» WHAT YOU HAVE TO DO:
Type out the complete listing below word for word, without its pictures.

» PROVIDED INFORMATION:

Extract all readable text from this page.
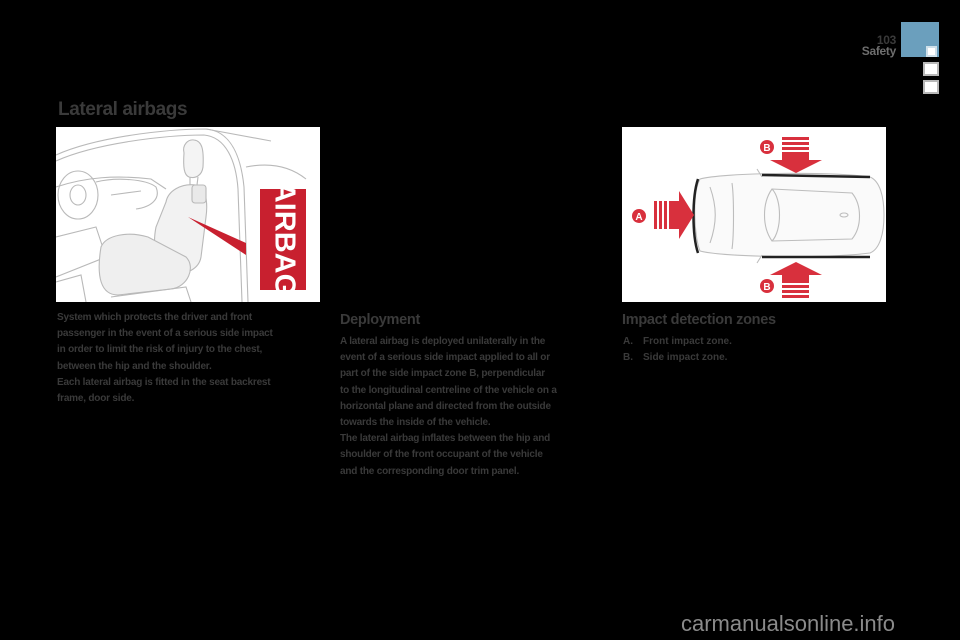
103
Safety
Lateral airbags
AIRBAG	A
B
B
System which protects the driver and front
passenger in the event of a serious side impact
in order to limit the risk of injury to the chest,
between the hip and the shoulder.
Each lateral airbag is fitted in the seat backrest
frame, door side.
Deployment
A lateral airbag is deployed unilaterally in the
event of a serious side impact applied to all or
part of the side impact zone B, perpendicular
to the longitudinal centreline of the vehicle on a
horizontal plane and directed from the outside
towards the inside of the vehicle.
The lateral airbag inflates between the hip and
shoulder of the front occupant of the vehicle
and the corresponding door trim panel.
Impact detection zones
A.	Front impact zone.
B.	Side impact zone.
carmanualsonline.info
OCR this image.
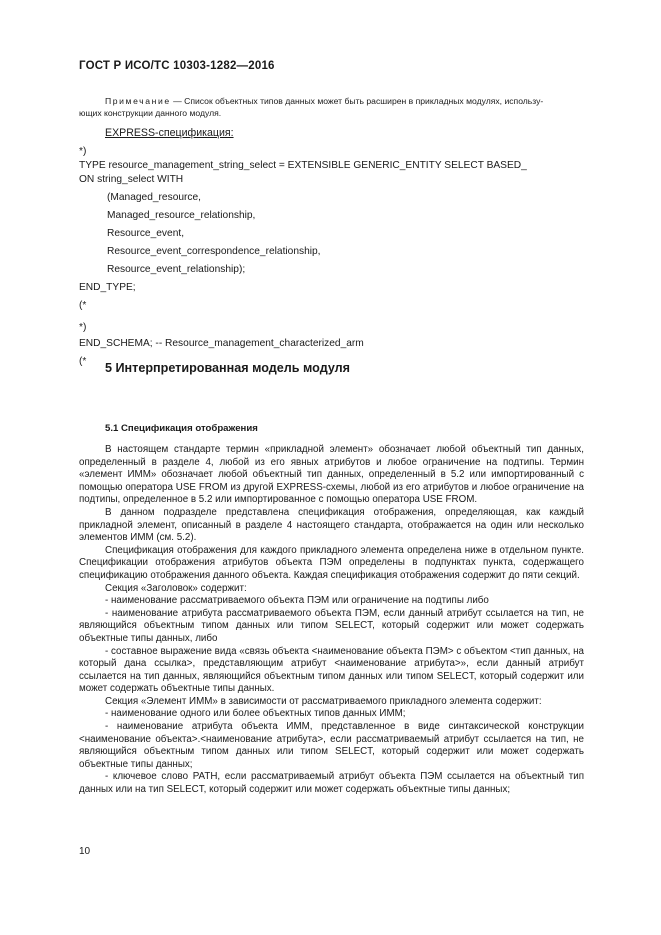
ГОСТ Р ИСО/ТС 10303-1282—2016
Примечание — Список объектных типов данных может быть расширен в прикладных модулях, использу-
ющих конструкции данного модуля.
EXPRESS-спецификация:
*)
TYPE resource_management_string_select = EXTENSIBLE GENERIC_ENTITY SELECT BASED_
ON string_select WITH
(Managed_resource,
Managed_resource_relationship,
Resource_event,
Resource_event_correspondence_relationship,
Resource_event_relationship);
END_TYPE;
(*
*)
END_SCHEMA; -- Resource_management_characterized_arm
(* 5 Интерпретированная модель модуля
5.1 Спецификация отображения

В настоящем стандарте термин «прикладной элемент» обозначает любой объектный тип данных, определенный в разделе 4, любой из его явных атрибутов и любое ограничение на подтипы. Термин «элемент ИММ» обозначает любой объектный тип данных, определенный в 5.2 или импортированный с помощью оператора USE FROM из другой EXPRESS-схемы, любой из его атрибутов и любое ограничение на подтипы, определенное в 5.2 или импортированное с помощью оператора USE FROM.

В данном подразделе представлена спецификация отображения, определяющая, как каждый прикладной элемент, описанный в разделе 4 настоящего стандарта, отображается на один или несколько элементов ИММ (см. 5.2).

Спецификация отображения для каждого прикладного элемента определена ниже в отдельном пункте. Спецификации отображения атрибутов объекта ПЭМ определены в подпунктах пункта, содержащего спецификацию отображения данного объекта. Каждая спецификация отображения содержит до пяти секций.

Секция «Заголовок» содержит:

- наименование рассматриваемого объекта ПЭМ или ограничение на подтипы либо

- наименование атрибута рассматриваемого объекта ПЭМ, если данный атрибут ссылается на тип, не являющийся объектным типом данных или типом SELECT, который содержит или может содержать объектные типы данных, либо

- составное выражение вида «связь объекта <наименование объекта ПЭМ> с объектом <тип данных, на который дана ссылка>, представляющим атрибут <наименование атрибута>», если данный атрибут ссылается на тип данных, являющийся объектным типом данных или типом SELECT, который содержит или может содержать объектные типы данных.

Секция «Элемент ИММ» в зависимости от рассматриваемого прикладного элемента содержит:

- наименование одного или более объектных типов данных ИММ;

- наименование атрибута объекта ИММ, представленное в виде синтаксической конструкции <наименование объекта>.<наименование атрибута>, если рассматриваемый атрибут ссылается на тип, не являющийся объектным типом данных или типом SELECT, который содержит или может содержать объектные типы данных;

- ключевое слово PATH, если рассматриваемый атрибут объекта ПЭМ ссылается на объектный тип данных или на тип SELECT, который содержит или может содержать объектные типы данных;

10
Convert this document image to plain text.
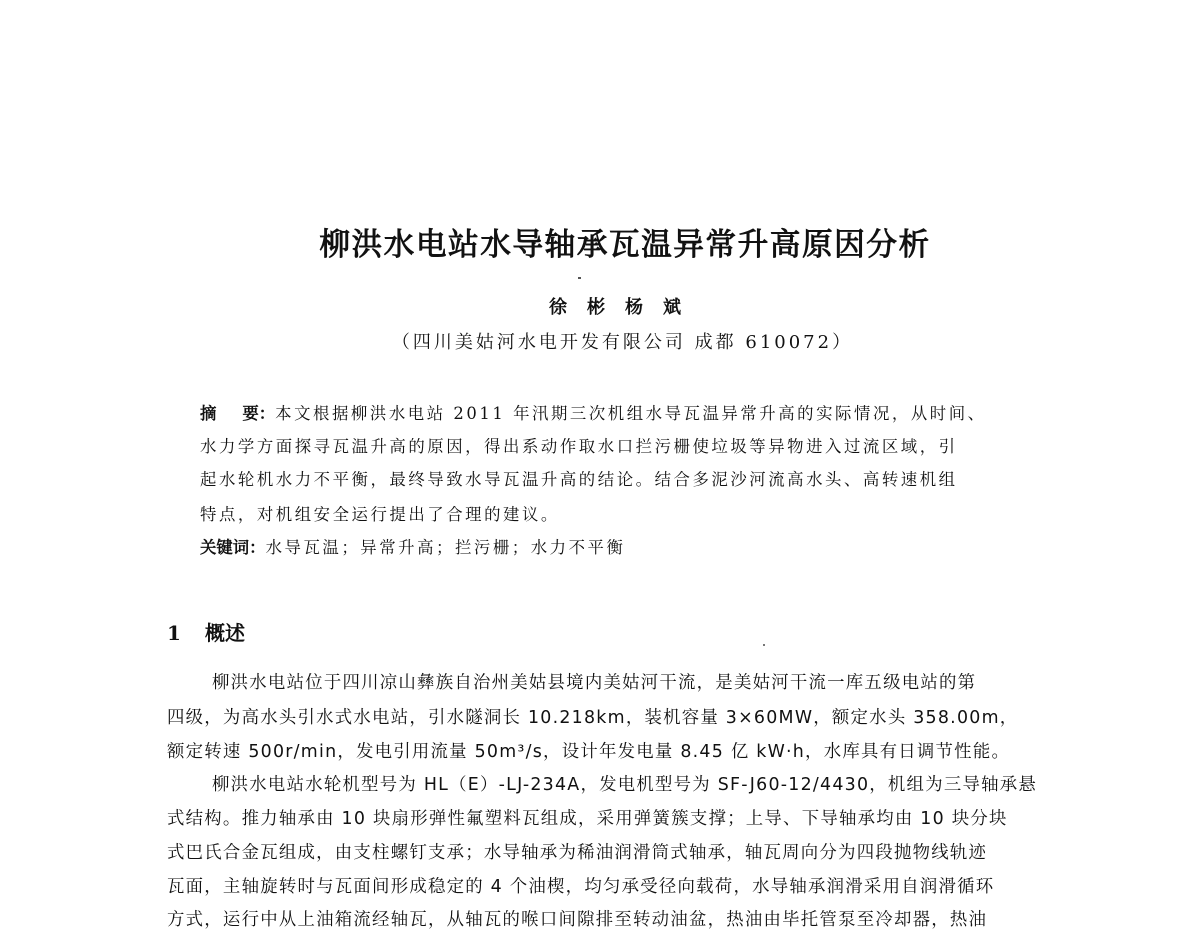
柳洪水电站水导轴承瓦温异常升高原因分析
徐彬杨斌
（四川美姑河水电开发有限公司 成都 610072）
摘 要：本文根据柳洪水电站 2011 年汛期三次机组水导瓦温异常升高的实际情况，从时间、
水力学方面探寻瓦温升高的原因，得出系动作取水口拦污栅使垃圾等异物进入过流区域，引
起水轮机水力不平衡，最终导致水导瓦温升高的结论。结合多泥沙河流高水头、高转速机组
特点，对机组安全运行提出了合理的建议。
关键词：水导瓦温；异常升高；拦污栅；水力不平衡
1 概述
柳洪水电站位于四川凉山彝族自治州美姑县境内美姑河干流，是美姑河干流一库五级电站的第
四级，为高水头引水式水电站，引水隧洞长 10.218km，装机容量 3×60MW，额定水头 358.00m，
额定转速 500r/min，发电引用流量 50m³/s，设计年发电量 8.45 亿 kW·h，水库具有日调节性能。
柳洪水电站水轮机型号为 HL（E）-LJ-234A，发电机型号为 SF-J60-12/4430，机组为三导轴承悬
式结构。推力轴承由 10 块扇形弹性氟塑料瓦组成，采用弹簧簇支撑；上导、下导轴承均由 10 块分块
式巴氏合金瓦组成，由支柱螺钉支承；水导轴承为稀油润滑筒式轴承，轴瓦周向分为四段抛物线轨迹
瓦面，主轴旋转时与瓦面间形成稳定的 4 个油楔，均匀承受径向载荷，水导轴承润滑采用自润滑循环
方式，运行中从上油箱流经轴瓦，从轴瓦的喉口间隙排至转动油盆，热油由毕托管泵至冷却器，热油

» EXERCISE OUTPUT:
Extract all readable text from this page.
103
Safety
Lateral airbags
AIRBAG	A
B
B
System which protects the driver and front
passenger in the event of a serious side impact
in order to limit the risk of injury to the chest,
between the hip and the shoulder.
Each lateral airbag is fitted in the seat backrest
frame, door side.
Deployment
A lateral airbag is deployed unilaterally in the
event of a serious side impact applied to all or
part of the side impact zone B, perpendicular
to the longitudinal centreline of the vehicle on a
horizontal plane and directed from the outside
towards the inside of the vehicle.
The lateral airbag inflates between the hip and
shoulder of the front occupant of the vehicle
and the corresponding door trim panel.
Impact detection zones
A.	Front impact zone.
B.	Side impact zone.
carmanualsonline.info
OCR this image.
ГОСТ Р ИСО/ТС 10303-1282—2016
Примечание — Список объектных типов данных может быть расширен в прикладных модулях, использу-
ющих конструкции данного модуля.
EXPRESS-спецификация:
*)
TYPE resource_management_string_select = EXTENSIBLE GENERIC_ENTITY SELECT BASED_
ON string_select WITH
(Managed_resource,
Managed_resource_relationship,
Resource_event,
Resource_event_correspondence_relationship,
Resource_event_relationship);
END_TYPE;
(*
*)
END_SCHEMA; -- Resource_management_characterized_arm
(* 5 Интерпретированная модель модуля
5.1 Спецификация отображения

В настоящем стандарте термин «прикладной элемент» обозначает любой объектный тип данных, определенный в разделе 4, любой из его явных атрибутов и любое ограничение на подтипы. Термин «элемент ИММ» обозначает любой объектный тип данных, определенный в 5.2 или импортированный с помощью оператора USE FROM из другой EXPRESS-схемы, любой из его атрибутов и любое ограничение на подтипы, определенное в 5.2 или импортированное с помощью оператора USE FROM.

В данном подразделе представлена спецификация отображения, определяющая, как каждый прикладной элемент, описанный в разделе 4 настоящего стандарта, отображается на один или несколько элементов ИММ (см. 5.2).

Спецификация отображения для каждого прикладного элемента определена ниже в отдельном пункте. Спецификации отображения атрибутов объекта ПЭМ определены в подпунктах пункта, содержащего спецификацию отображения данного объекта. Каждая спецификация отображения содержит до пяти секций.

Секция «Заголовок» содержит:

- наименование рассматриваемого объекта ПЭМ или ограничение на подтипы либо

- наименование атрибута рассматриваемого объекта ПЭМ, если данный атрибут ссылается на тип, не являющийся объектным типом данных или типом SELECT, который содержит или может содержать объектные типы данных, либо

- составное выражение вида «связь объекта <наименование объекта ПЭМ> с объектом <тип данных, на который дана ссылка>, представляющим атрибут <наименование атрибута>», если данный атрибут ссылается на тип данных, являющийся объектным типом данных или типом SELECT, который содержит или может содержать объектные типы данных.

Секция «Элемент ИММ» в зависимости от рассматриваемого прикладного элемента содержит:

- наименование одного или более объектных типов данных ИММ;

- наименование атрибута объекта ИММ, представленное в виде синтаксической конструкции <наименование объекта>.<наименование атрибута>, если рассматриваемый атрибут ссылается на тип, не являющийся объектным типом данных или типом SELECT, который содержит или может содержать объектные типы данных;

- ключевое слово PATH, если рассматриваемый атрибут объекта ПЭМ ссылается на объектный тип данных или на тип SELECT, который содержит или может содержать объектные типы данных;

10
Convert this document image to plain text.
柳洪水电站水导轴承瓦温异常升高原因分析
徐彬杨斌
（四川美姑河水电开发有限公司 成都 610072）
摘 要：本文根据柳洪水电站 2011 年汛期三次机组水导瓦温异常升高的实际情况，从时间、
水力学方面探寻瓦温升高的原因，得出系动作取水口拦污栅使垃圾等异物进入过流区域，引
起水轮机水力不平衡，最终导致水导瓦温升高的结论。结合多泥沙河流高水头、高转速机组
特点，对机组安全运行提出了合理的建议。
关键词：水导瓦温；异常升高；拦污栅；水力不平衡
1 概述
柳洪水电站位于四川凉山彝族自治州美姑县境内美姑河干流，是美姑河干流一库五级电站的第
四级，为高水头引水式水电站，引水隧洞长 10.218km，装机容量 3×60MW，额定水头 358.00m，
额定转速 500r/min，发电引用流量 50m³/s，设计年发电量 8.45 亿 kW·h，水库具有日调节性能。
柳洪水电站水轮机型号为 HL（E）-LJ-234A，发电机型号为 SF-J60-12/4430，机组为三导轴承悬
式结构。推力轴承由 10 块扇形弹性氟塑料瓦组成，采用弹簧簇支撑；上导、下导轴承均由 10 块分块
式巴氏合金瓦组成，由支柱螺钉支承；水导轴承为稀油润滑筒式轴承，轴瓦周向分为四段抛物线轨迹
瓦面，主轴旋转时与瓦面间形成稳定的 4 个油楔，均匀承受径向载荷，水导轴承润滑采用自润滑循环
方式，运行中从上油箱流经轴瓦，从轴瓦的喉口间隙排至转动油盆，热油由毕托管泵至冷却器，热油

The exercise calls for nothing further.